> The exercise:
Give the number of lines in the entries that contain "legend". State only the count.

◇ ◇ ◇ ◇ ◇

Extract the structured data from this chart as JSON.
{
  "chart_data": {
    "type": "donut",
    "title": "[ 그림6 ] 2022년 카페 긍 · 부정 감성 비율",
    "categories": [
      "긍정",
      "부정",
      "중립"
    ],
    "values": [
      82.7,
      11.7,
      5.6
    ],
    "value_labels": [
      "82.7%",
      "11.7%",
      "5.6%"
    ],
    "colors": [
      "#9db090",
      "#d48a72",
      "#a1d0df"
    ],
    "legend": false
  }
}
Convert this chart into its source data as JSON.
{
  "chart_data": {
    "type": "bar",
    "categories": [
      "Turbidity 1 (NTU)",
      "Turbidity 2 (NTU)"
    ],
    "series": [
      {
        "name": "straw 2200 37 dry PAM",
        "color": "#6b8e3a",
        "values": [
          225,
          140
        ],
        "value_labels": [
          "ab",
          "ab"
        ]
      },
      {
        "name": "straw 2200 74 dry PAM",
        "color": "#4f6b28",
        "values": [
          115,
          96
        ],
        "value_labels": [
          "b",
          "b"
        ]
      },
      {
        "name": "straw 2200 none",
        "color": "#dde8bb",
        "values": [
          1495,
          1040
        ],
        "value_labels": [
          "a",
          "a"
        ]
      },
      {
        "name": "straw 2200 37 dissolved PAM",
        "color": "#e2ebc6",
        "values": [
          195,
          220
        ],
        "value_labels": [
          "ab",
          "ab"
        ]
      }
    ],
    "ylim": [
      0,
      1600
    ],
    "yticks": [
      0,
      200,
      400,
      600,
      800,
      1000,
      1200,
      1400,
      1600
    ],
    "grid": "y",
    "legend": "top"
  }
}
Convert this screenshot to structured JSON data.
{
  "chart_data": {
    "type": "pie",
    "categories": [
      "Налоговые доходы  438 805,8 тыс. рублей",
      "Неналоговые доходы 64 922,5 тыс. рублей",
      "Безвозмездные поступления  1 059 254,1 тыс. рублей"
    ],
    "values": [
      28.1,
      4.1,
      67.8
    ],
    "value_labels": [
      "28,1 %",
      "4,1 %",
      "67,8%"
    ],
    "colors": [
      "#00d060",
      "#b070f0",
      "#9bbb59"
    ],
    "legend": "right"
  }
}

◇ ◇ ◇ ◇ ◇

> Reply to the task:
3